**Data for the task**
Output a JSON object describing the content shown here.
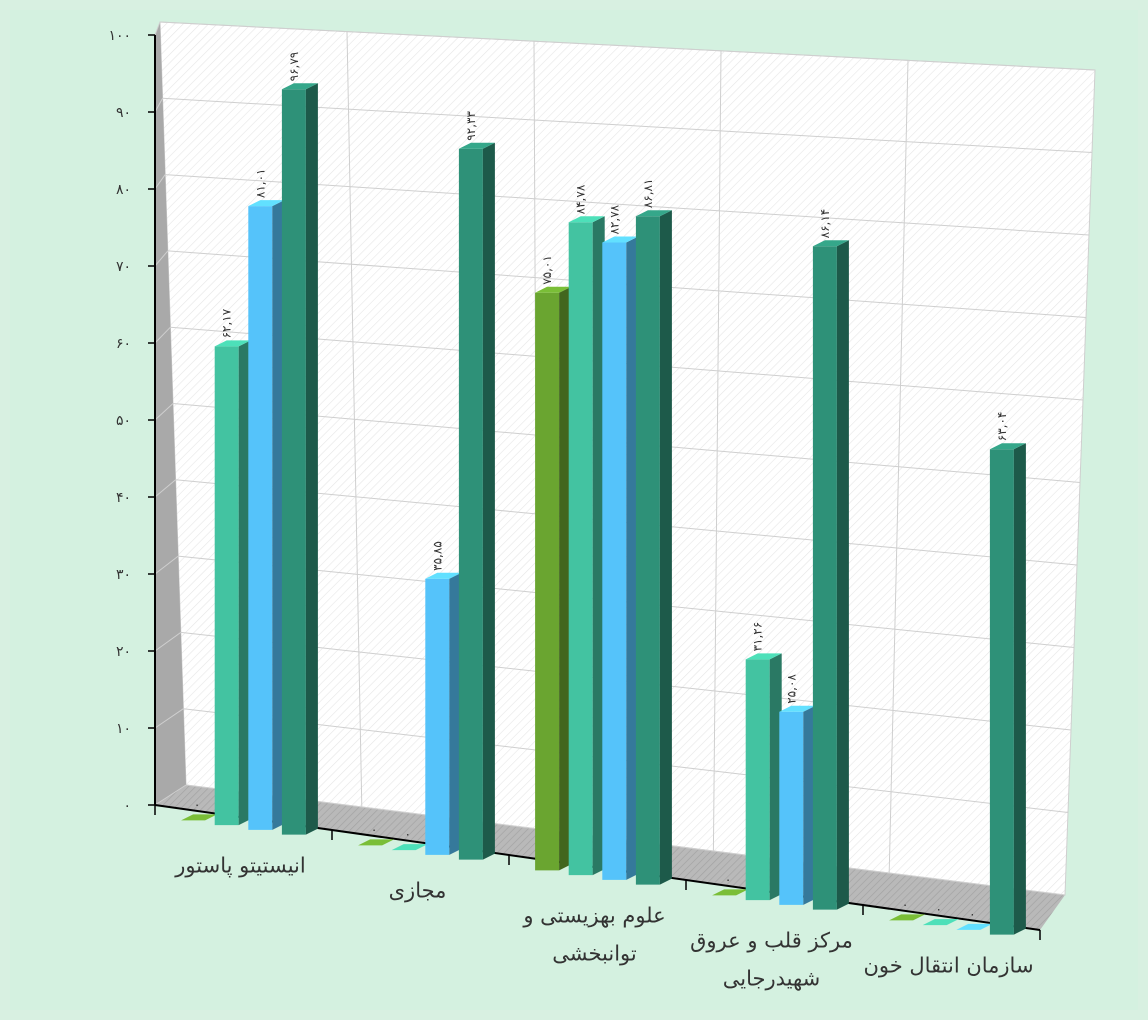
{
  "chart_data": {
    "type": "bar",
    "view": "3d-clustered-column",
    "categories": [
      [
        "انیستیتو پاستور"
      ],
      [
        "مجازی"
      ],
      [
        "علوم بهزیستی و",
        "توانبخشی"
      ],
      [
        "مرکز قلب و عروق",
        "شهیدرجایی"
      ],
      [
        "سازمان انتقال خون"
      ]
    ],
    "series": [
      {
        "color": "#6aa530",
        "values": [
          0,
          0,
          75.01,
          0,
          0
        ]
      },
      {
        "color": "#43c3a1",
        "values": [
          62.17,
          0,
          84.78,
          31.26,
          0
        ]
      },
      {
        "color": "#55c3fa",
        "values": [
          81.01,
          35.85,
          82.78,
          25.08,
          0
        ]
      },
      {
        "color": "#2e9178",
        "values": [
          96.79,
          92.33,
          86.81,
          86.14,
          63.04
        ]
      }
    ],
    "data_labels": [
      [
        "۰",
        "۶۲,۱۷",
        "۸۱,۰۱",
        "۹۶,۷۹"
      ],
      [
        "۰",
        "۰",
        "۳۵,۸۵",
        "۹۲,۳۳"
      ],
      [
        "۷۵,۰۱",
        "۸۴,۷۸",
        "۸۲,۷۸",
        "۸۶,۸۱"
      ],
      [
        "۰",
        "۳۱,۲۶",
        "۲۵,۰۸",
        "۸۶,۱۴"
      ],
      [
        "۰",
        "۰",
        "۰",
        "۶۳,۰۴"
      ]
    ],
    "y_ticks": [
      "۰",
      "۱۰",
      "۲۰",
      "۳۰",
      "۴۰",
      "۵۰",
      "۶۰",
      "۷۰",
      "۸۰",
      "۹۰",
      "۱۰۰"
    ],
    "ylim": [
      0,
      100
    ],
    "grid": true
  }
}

**Exercise aim**
Reproduce every record word for word. The copy must contain no pictures.

**The solution**
Output a JSON object describing the content shown here.
{
  "chart_data": {
    "type": "bar",
    "view": "3d-clustered-column",
    "categories": [
      [
        "انیستیتو پاستور"
      ],
      [
        "مجازی"
      ],
      [
        "علوم بهزیستی و",
        "توانبخشی"
      ],
      [
        "مرکز قلب و عروق",
        "شهیدرجایی"
      ],
      [
        "سازمان انتقال خون"
      ]
    ],
    "series": [
      {
        "color": "#6aa530",
        "values": [
          0,
          0,
          75.01,
          0,
          0
        ]
      },
      {
        "color": "#43c3a1",
        "values": [
          62.17,
          0,
          84.78,
          31.26,
          0
        ]
      },
      {
        "color": "#55c3fa",
        "values": [
          81.01,
          35.85,
          82.78,
          25.08,
          0
        ]
      },
      {
        "color": "#2e9178",
        "values": [
          96.79,
          92.33,
          86.81,
          86.14,
          63.04
        ]
      }
    ],
    "data_labels": [
      [
        "۰",
        "۶۲,۱۷",
        "۸۱,۰۱",
        "۹۶,۷۹"
      ],
      [
        "۰",
        "۰",
        "۳۵,۸۵",
        "۹۲,۳۳"
      ],
      [
        "۷۵,۰۱",
        "۸۴,۷۸",
        "۸۲,۷۸",
        "۸۶,۸۱"
      ],
      [
        "۰",
        "۳۱,۲۶",
        "۲۵,۰۸",
        "۸۶,۱۴"
      ],
      [
        "۰",
        "۰",
        "۰",
        "۶۳,۰۴"
      ]
    ],
    "y_ticks": [
      "۰",
      "۱۰",
      "۲۰",
      "۳۰",
      "۴۰",
      "۵۰",
      "۶۰",
      "۷۰",
      "۸۰",
      "۹۰",
      "۱۰۰"
    ],
    "ylim": [
      0,
      100
    ],
    "grid": true
  }
}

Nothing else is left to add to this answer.